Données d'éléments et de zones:
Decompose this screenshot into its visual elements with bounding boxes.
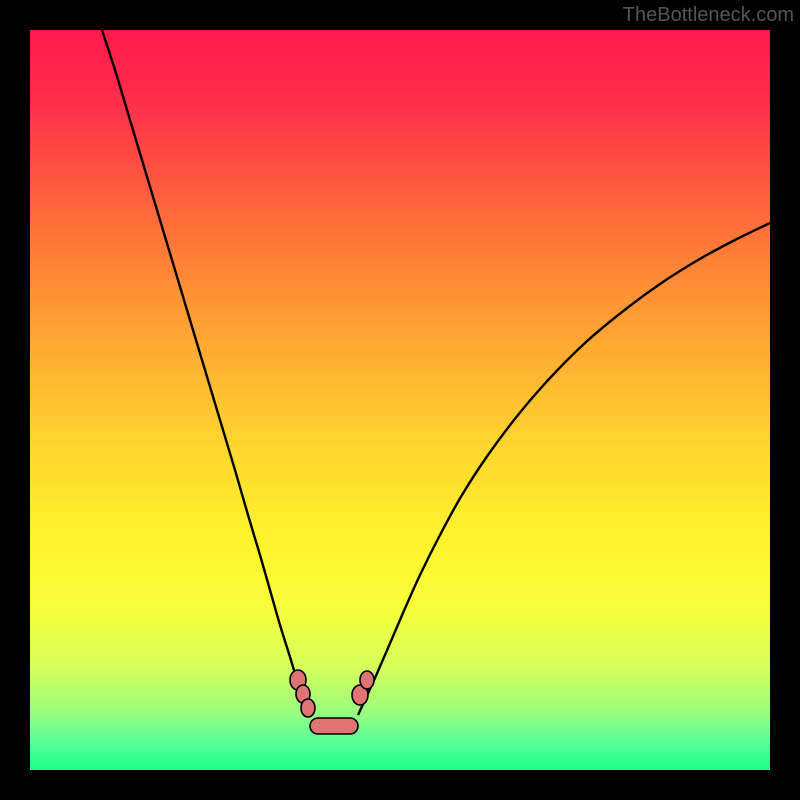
chart-plot-area bbox=[30, 30, 770, 770]
bottleneck-curve-chart bbox=[30, 30, 770, 770]
watermark-text: TheBottleneck.com bbox=[623, 4, 794, 27]
curve-left bbox=[102, 30, 310, 715]
data-markers bbox=[290, 670, 374, 734]
curve-right bbox=[358, 223, 770, 715]
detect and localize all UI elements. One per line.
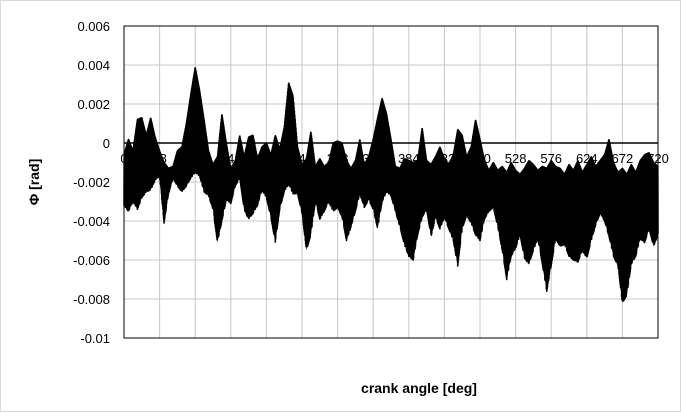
y-axis-title: Φ [rad] — [26, 159, 42, 206]
series-phi — [123, 66, 659, 303]
y-tick-labels: 0.006 0.004 0.002 0 -0.002 -0.004 -0.006 -0.008… — [73, 19, 110, 346]
y-tick-label: 0.002 — [77, 97, 110, 112]
x-tick-label: 576 — [540, 151, 562, 166]
y-tick-label: -0.01 — [80, 331, 110, 346]
y-tick-label: 0.004 — [77, 58, 110, 73]
x-axis-title: crank angle [deg] — [361, 380, 477, 396]
y-tick-label: -0.002 — [73, 175, 110, 190]
y-tick-label: 0 — [103, 136, 110, 151]
y-tick-label: -0.006 — [73, 253, 110, 268]
series-band — [124, 66, 658, 303]
x-tick-label: 672 — [612, 151, 634, 166]
y-tick-label: 0.006 — [77, 19, 110, 34]
y-tick-label: -0.008 — [73, 292, 110, 307]
y-tick-label: -0.004 — [73, 214, 110, 229]
x-tick-label: 528 — [505, 151, 527, 166]
plot-frame — [123, 25, 659, 339]
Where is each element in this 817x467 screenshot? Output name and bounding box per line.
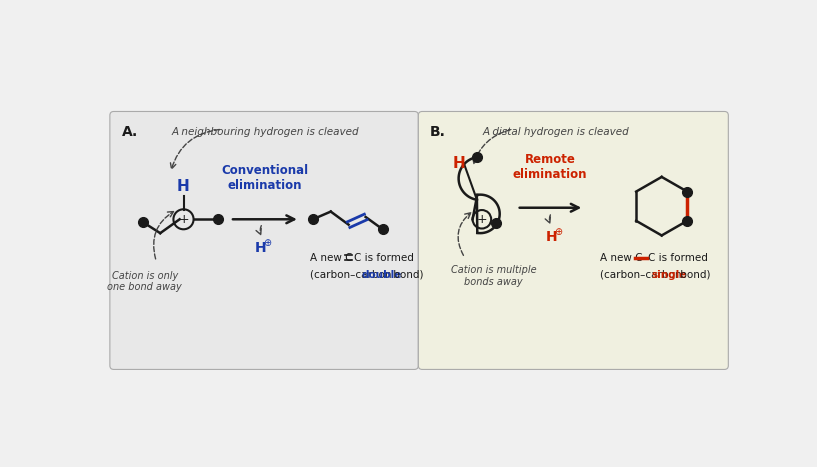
Text: Cation is multiple
bonds away: Cation is multiple bonds away bbox=[451, 265, 536, 287]
Text: double: double bbox=[362, 270, 402, 280]
Text: ⊕: ⊕ bbox=[263, 238, 271, 248]
Text: H: H bbox=[453, 156, 465, 171]
Text: B.: B. bbox=[430, 125, 446, 139]
Text: bond): bond) bbox=[391, 270, 424, 280]
Text: ⊕: ⊕ bbox=[554, 227, 562, 237]
Text: H: H bbox=[546, 230, 557, 244]
Text: +: + bbox=[476, 213, 487, 226]
Text: H: H bbox=[177, 179, 190, 194]
FancyBboxPatch shape bbox=[418, 112, 728, 369]
Text: Cation is only
one bond away: Cation is only one bond away bbox=[107, 271, 182, 292]
Text: bond): bond) bbox=[677, 270, 711, 280]
Text: A new C: A new C bbox=[600, 253, 642, 263]
Text: A neighbouring hydrogen is cleaved: A neighbouring hydrogen is cleaved bbox=[171, 127, 359, 137]
Text: (carbon–carbon: (carbon–carbon bbox=[600, 270, 685, 280]
Text: A.: A. bbox=[122, 125, 138, 139]
FancyBboxPatch shape bbox=[109, 112, 418, 369]
Text: H: H bbox=[255, 241, 267, 255]
Text: single: single bbox=[652, 270, 687, 280]
Text: Remote
elimination: Remote elimination bbox=[513, 153, 587, 181]
Text: (carbon–carbon: (carbon–carbon bbox=[310, 270, 395, 280]
Text: A new C: A new C bbox=[310, 253, 352, 263]
Text: C is formed: C is formed bbox=[354, 253, 414, 263]
Text: A distal hydrogen is cleaved: A distal hydrogen is cleaved bbox=[482, 127, 629, 137]
Text: +: + bbox=[178, 213, 189, 226]
Text: Conventional
elimination: Conventional elimination bbox=[221, 164, 309, 192]
Text: C is formed: C is formed bbox=[649, 253, 708, 263]
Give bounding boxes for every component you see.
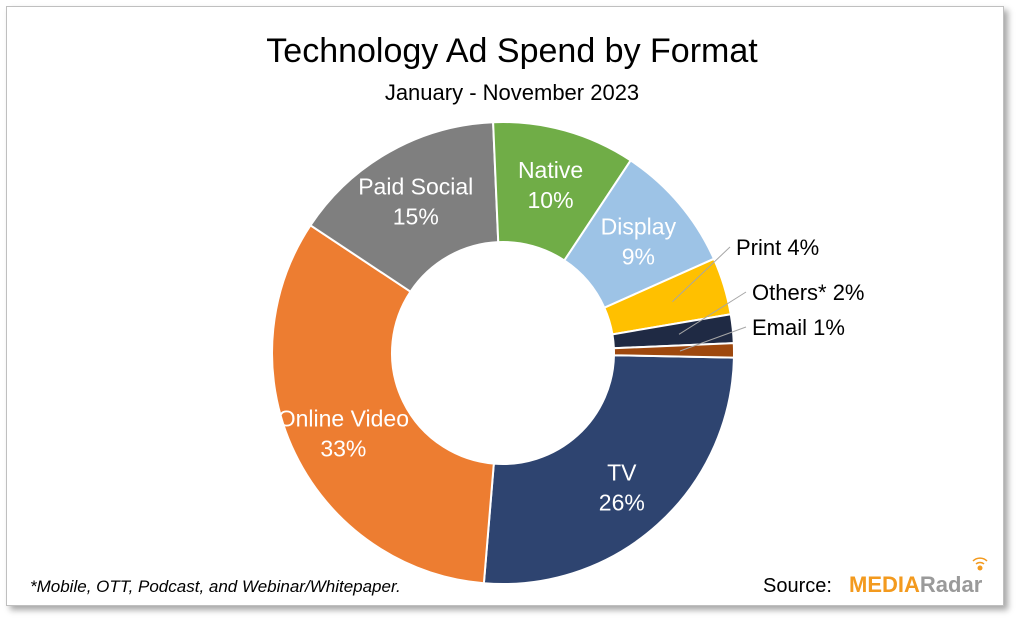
radar-icon [972,557,988,571]
slice-label-online-video: Online Video 33% [278,405,409,461]
slice-online-video [271,223,495,585]
leader-line-others [678,291,747,335]
slices-group [271,121,735,585]
slice-label-print: Print 4% [736,235,819,260]
slice-label-others: Others* 2% [752,280,865,305]
logo-text: MEDIARadar [849,572,983,597]
leader-line-print [672,246,731,303]
leader-line-email [679,326,747,352]
slice-email [612,342,735,359]
slice-tv [482,354,735,585]
slice-label-email: Email 1% [752,315,845,340]
leader-lines-group [672,246,747,352]
slice-label-tv: TV 26% [599,460,645,516]
slice-label-display: Display 9% [601,213,677,269]
chart-title: Technology Ad Spend by Format [266,32,758,70]
slice-labels-group: TV 26% Online Video 33% Paid Social 15% Native… [278,157,865,516]
slice-label-paid-social: Paid Social 15% [358,174,473,230]
source-label: Source: [763,575,832,597]
slice-label-native: Native 10% [518,157,583,213]
slice-paid-social [309,121,500,294]
chart-subtitle: January - November 2023 [385,80,639,105]
footnote: *Mobile, OTT, Podcast, and Webinar/White… [30,577,401,596]
mediaradar-logo: MEDIARadar [849,557,988,597]
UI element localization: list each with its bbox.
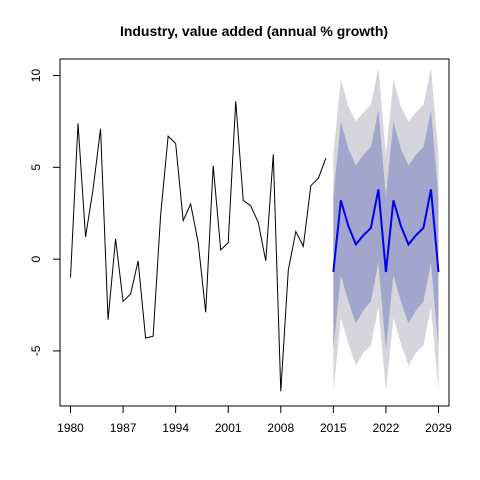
- x-tick-label: 2001: [215, 421, 242, 435]
- y-tick-label: -5: [29, 345, 43, 356]
- x-tick-label: 1987: [110, 421, 137, 435]
- x-tick-label: 1980: [57, 421, 84, 435]
- y-tick-label: 10: [29, 69, 43, 83]
- y-tick-label: 0: [29, 255, 43, 262]
- history-line: [71, 101, 326, 391]
- x-tick-label: 2029: [425, 421, 452, 435]
- x-tick-label: 2008: [267, 421, 294, 435]
- y-tick-label: 5: [29, 164, 43, 171]
- x-tick-label: 2015: [320, 421, 347, 435]
- x-tick-label: 1994: [162, 421, 189, 435]
- x-tick-label: 2022: [373, 421, 400, 435]
- chart-title: Industry, value added (annual % growth): [120, 23, 388, 39]
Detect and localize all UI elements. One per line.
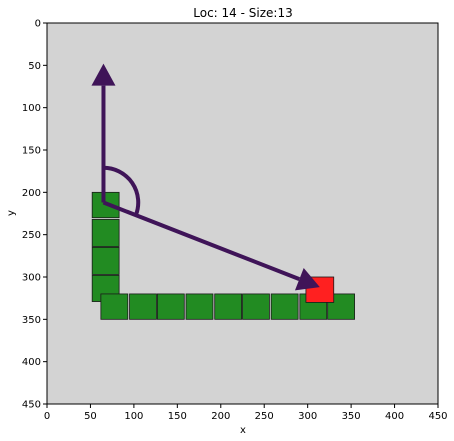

→ **Travail à réaliser**:
Disposez ces lignes en liste numérotée, sans les lignes vides, pour l'ensemble des entrées. N'incluez pas les images dans la réponse.

→ **Solution**:
1. Decompose this screenshot into its visual elements with bounding boxes.
2. chart-plot-area bbox=[30, 30, 770, 770]
3. bottleneck-curve-chart bbox=[30, 30, 770, 770]
4. watermark-text: TheBottleneck.com bbox=[623, 4, 794, 27]
5. curve-left bbox=[102, 30, 310, 715]
6. data-markers bbox=[290, 670, 374, 734]
7. curve-right bbox=[358, 223, 770, 715]
8. detect and localize all UI elements. One per line.
9. y-axis-title: Φ [rad] — [26, 159, 42, 206]
10. series-phi — [123, 66, 659, 303]
11. y-tick-labels: 0.006 0.004 0.002 0 -0.002 -0.004 -0.006 -0.008… — [73, 19, 110, 346]
12. y-tick-label: 0.002 — [77, 97, 110, 112]
13. x-tick-label: 576 — [540, 151, 562, 166]
14. y-tick-label: -0.01 — [80, 331, 110, 346]
15. y-tick-label: 0.004 — [77, 58, 110, 73]
16. x-axis-title: crank angle [deg] — [361, 380, 477, 396]
17. y-tick-label: -0.002 — [73, 175, 110, 190]
18. y-tick-label: 0 — [103, 136, 110, 151]
19. y-tick-label: -0.006 — [73, 253, 110, 268]
20. series-band — [124, 66, 658, 303]
21. x-tick-label: 672 — [612, 151, 634, 166]
22. y-tick-label: 0.006 — [77, 19, 110, 34]
23. y-tick-label: -0.008 — [73, 292, 110, 307]
24. y-tick-label: -0.004 — [73, 214, 110, 229]
25. x-tick-label: 528 — [505, 151, 527, 166]
26. plot-frame — [123, 25, 659, 339]
27. Where is each element in this 817x467 screenshot? Output name and bounding box per line.
28. Text: Cation is multiple
29. bonds away: Cation is multiple bonds away bbox=[451, 265, 536, 287]
30. Text: double: double bbox=[362, 270, 402, 280]
31. Text: ⊕: ⊕ bbox=[263, 238, 271, 248]
32. Text: H: H bbox=[453, 156, 465, 171]
33. Text: B.: B. bbox=[430, 125, 446, 139]
34. Text: bond): bond) bbox=[391, 270, 424, 280]
35. Text: ⊕: ⊕ bbox=[554, 227, 562, 237]
36. Text: H: H bbox=[546, 230, 557, 244]
37. Text: +: + bbox=[476, 213, 487, 226]
38. Text: H: H bbox=[177, 179, 190, 194]
39. FancyBboxPatch shape bbox=[418, 112, 728, 369]
40. Text: Cation is only
41. one bond away: Cation is only one bond away bbox=[107, 271, 182, 292]
42. Text: bond): bond) bbox=[677, 270, 711, 280]
43. Text: A new C: A new C bbox=[600, 253, 642, 263]
44. Text: A neighbouring hydrogen is cleaved: A neighbouring hydrogen is cleaved bbox=[171, 127, 359, 137]
45. Text: (carbon–carbon: (carbon–carbon bbox=[600, 270, 685, 280]
46. Text: A.: A. bbox=[122, 125, 138, 139]
47. FancyBboxPatch shape bbox=[109, 112, 418, 369]
48. Text: H: H bbox=[255, 241, 267, 255]
49. Text: single: single bbox=[652, 270, 687, 280]
50. Text: Remote
51. elimination: Remote elimination bbox=[513, 153, 587, 181]
52. Text: (carbon–carbon: (carbon–carbon bbox=[310, 270, 395, 280]
53. Text: A new C: A new C bbox=[310, 253, 352, 263]
54. Text: C is formed: C is formed bbox=[354, 253, 414, 263]
55. Text: A distal hydrogen is cleaved: A distal hydrogen is cleaved bbox=[482, 127, 629, 137]
56. Text: +: + bbox=[178, 213, 189, 226]
57. Text: Conventional
58. elimination: Conventional elimination bbox=[221, 164, 309, 192]
59. Text: C is formed: C is formed bbox=[649, 253, 708, 263]
60. Give bounding boxes for every component you see.
61. radar-icon [972,557,988,571]
62. slice-label-online-video: Online Video 33% [278,405,409,461]
63. slice-online-video [271,223,495,585]
64. leader-line-others [678,291,747,335]
65. slices-group [271,121,735,585]
66. slice-label-print: Print 4% [736,235,819,260]
67. slice-label-others: Others* 2% [752,280,865,305]
68. logo-text: MEDIARadar [849,572,983,597]
69. leader-line-print [672,246,731,303]
70. leader-line-email [679,326,747,352]
71. slice-email [612,342,735,359]
72. slice-tv [482,354,735,585]
73. slice-label-email: Email 1% [752,315,845,340]
74. leader-lines-group [672,246,747,352]
75. slice-label-tv: TV 26% [599,460,645,516]
76. slice-label-display: Display 9% [601,213,677,269]
77. chart-title: Technology Ad Spend by Format [266,32,758,70]
78. slice-labels-group: TV 26% Online Video 33% Paid Social 15% Native… [278,157,865,516]
79. slice-label-paid-social: Paid Social 15% [358,174,473,230]
80. source-label: Source: [763,575,832,597]
81. slice-label-native: Native 10% [518,157,583,213]
82. slice-paid-social [309,121,500,294]
83. chart-subtitle: January - November 2023 [385,80,639,105]
84. footnote: *Mobile, OTT, Podcast, and Webinar/White… [30,577,401,596]
85. mediaradar-logo: MEDIARadar [849,557,988,597]
86. UI element localization: list each with its bbox.
87. - x-tick-label: 2001: [215, 421, 242, 435]
88. - y-tick-label: -5: [29, 345, 43, 356]
89. - x-tick-label: 1987: [110, 421, 137, 435]
90. - x-tick-label: 1980: [57, 421, 84, 435]
91. - y-tick-label: 10: [29, 69, 43, 83]
92. - y-tick-label: 0: [29, 255, 43, 262]
93. - history-line: [71, 101, 326, 391]
94. - x-tick-label: 2029: [425, 421, 452, 435]
95. - x-tick-label: 2008: [267, 421, 294, 435]
96. - y-tick-label: 5: [29, 164, 43, 171]
97. - x-tick-label: 2015: [320, 421, 347, 435]
98. - x-tick-label: 1994: [162, 421, 189, 435]
99. - x-tick-label: 2022: [373, 421, 400, 435]
100. - chart-title: Industry, value added (annual % growth): [120, 23, 388, 39]
101. Detect and localize all UI elements. One per line.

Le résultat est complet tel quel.